### Goal
List every line in this data where the string "name" occurs.
□ □ □ □ □ □ □
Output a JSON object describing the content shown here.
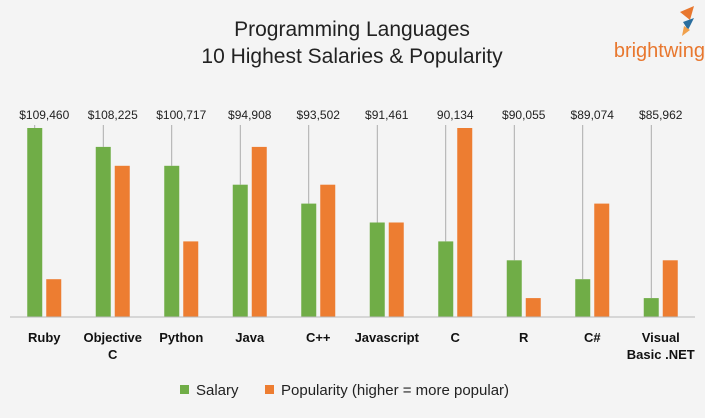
{
  "chart_data": {
    "type": "bar",
    "title_lines": [
      "Programming Languages",
      "10 Highest Salaries & Popularity"
    ],
    "categories": [
      [
        "Ruby"
      ],
      [
        "Objective",
        "C"
      ],
      [
        "Python"
      ],
      [
        "Java"
      ],
      [
        "C++"
      ],
      [
        "Javascript"
      ],
      [
        "C"
      ],
      [
        "R"
      ],
      [
        "C#"
      ],
      [
        "Visual",
        "Basic .NET"
      ]
    ],
    "value_labels": [
      "$109,460",
      "$108,225",
      "$100,717",
      "$94,908",
      "$93,502",
      "$91,461",
      "90,134",
      "$90,055",
      "$89,074",
      "$85,962"
    ],
    "series": [
      {
        "name": "Salary",
        "color": "#70ad47",
        "values": [
          10,
          9,
          8,
          7,
          6,
          5,
          4,
          3,
          2,
          1
        ]
      },
      {
        "name": "Popularity  (higher = more popular)",
        "color": "#ed7d31",
        "values": [
          2,
          8,
          4,
          9,
          7,
          5,
          10,
          1,
          6,
          3
        ]
      }
    ],
    "ylim": [
      0,
      10
    ],
    "legend_position": "bottom",
    "grid": false
  },
  "brand": {
    "logo_text": "brightwing",
    "logo_color": "#e8772e",
    "accent_color": "#2a6e9e"
  }
}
□ □ □ □ □ □ □
### Written reply
        "name": "Salary",
        "name": "Popularity  (higher = more popular)",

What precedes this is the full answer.